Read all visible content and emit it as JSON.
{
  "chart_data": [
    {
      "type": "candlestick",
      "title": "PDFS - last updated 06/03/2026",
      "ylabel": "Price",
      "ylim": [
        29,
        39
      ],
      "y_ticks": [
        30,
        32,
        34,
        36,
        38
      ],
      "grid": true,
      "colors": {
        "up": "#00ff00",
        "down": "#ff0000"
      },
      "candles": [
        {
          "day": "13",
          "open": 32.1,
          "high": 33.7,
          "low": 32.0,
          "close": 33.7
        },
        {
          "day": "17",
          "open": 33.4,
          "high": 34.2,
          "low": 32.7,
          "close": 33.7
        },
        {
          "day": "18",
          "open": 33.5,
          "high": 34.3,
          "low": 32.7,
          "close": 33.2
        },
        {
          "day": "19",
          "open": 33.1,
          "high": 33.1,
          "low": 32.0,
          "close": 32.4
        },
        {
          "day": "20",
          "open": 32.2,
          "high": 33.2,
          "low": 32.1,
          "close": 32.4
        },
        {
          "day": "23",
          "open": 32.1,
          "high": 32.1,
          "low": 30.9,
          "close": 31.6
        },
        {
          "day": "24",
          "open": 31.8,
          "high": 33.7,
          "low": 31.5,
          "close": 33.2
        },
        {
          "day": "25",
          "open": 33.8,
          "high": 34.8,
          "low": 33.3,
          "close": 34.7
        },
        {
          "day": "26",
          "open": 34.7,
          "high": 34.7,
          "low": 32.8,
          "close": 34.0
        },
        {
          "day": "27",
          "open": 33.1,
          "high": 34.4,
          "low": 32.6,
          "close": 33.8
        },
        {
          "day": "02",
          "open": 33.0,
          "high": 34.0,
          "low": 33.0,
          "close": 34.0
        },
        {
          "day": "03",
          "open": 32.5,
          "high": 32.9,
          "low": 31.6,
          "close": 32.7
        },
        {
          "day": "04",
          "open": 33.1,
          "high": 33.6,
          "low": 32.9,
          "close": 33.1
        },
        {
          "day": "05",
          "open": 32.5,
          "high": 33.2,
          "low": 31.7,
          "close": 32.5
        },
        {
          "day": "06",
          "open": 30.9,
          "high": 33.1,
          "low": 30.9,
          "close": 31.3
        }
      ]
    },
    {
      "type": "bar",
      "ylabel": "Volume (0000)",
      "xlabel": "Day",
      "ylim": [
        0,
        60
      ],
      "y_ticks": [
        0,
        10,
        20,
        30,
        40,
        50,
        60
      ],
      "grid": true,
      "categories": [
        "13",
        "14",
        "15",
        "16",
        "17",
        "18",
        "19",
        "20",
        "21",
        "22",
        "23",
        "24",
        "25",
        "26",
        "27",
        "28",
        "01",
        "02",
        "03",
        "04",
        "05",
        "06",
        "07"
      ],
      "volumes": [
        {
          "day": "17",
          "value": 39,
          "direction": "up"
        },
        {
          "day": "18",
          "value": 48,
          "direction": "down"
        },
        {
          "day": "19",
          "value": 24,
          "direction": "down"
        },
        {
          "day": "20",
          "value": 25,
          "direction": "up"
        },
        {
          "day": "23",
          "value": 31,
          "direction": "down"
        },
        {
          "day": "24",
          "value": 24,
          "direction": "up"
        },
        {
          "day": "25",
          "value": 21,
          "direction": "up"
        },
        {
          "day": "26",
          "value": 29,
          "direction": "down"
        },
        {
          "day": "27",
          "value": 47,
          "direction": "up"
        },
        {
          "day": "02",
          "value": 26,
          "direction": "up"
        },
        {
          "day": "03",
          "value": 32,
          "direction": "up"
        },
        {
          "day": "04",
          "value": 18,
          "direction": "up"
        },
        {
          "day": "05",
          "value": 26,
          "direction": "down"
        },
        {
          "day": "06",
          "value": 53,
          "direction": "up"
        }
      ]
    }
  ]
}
-*-*-
◆ **Short problem**
Retype the listing above in full, with no alterations.

◆ **Task response**
Read all visible content and emit it as JSON.
{
  "chart_data": [
    {
      "type": "candlestick",
      "title": "PDFS - last updated 06/03/2026",
      "ylabel": "Price",
      "ylim": [
        29,
        39
      ],
      "y_ticks": [
        30,
        32,
        34,
        36,
        38
      ],
      "grid": true,
      "colors": {
        "up": "#00ff00",
        "down": "#ff0000"
      },
      "candles": [
        {
          "day": "13",
          "open": 32.1,
          "high": 33.7,
          "low": 32.0,
          "close": 33.7
        },
        {
          "day": "17",
          "open": 33.4,
          "high": 34.2,
          "low": 32.7,
          "close": 33.7
        },
        {
          "day": "18",
          "open": 33.5,
          "high": 34.3,
          "low": 32.7,
          "close": 33.2
        },
        {
          "day": "19",
          "open": 33.1,
          "high": 33.1,
          "low": 32.0,
          "close": 32.4
        },
        {
          "day": "20",
          "open": 32.2,
          "high": 33.2,
          "low": 32.1,
          "close": 32.4
        },
        {
          "day": "23",
          "open": 32.1,
          "high": 32.1,
          "low": 30.9,
          "close": 31.6
        },
        {
          "day": "24",
          "open": 31.8,
          "high": 33.7,
          "low": 31.5,
          "close": 33.2
        },
        {
          "day": "25",
          "open": 33.8,
          "high": 34.8,
          "low": 33.3,
          "close": 34.7
        },
        {
          "day": "26",
          "open": 34.7,
          "high": 34.7,
          "low": 32.8,
          "close": 34.0
        },
        {
          "day": "27",
          "open": 33.1,
          "high": 34.4,
          "low": 32.6,
          "close": 33.8
        },
        {
          "day": "02",
          "open": 33.0,
          "high": 34.0,
          "low": 33.0,
          "close": 34.0
        },
        {
          "day": "03",
          "open": 32.5,
          "high": 32.9,
          "low": 31.6,
          "close": 32.7
        },
        {
          "day": "04",
          "open": 33.1,
          "high": 33.6,
          "low": 32.9,
          "close": 33.1
        },
        {
          "day": "05",
          "open": 32.5,
          "high": 33.2,
          "low": 31.7,
          "close": 32.5
        },
        {
          "day": "06",
          "open": 30.9,
          "high": 33.1,
          "low": 30.9,
          "close": 31.3
        }
      ]
    },
    {
      "type": "bar",
      "ylabel": "Volume (0000)",
      "xlabel": "Day",
      "ylim": [
        0,
        60
      ],
      "y_ticks": [
        0,
        10,
        20,
        30,
        40,
        50,
        60
      ],
      "grid": true,
      "categories": [
        "13",
        "14",
        "15",
        "16",
        "17",
        "18",
        "19",
        "20",
        "21",
        "22",
        "23",
        "24",
        "25",
        "26",
        "27",
        "28",
        "01",
        "02",
        "03",
        "04",
        "05",
        "06",
        "07"
      ],
      "volumes": [
        {
          "day": "17",
          "value": 39,
          "direction": "up"
        },
        {
          "day": "18",
          "value": 48,
          "direction": "down"
        },
        {
          "day": "19",
          "value": 24,
          "direction": "down"
        },
        {
          "day": "20",
          "value": 25,
          "direction": "up"
        },
        {
          "day": "23",
          "value": 31,
          "direction": "down"
        },
        {
          "day": "24",
          "value": 24,
          "direction": "up"
        },
        {
          "day": "25",
          "value": 21,
          "direction": "up"
        },
        {
          "day": "26",
          "value": 29,
          "direction": "down"
        },
        {
          "day": "27",
          "value": 47,
          "direction": "up"
        },
        {
          "day": "02",
          "value": 26,
          "direction": "up"
        },
        {
          "day": "03",
          "value": 32,
          "direction": "up"
        },
        {
          "day": "04",
          "value": 18,
          "direction": "up"
        },
        {
          "day": "05",
          "value": 26,
          "direction": "down"
        },
        {
          "day": "06",
          "value": 53,
          "direction": "up"
        }
      ]
    }
  ]
}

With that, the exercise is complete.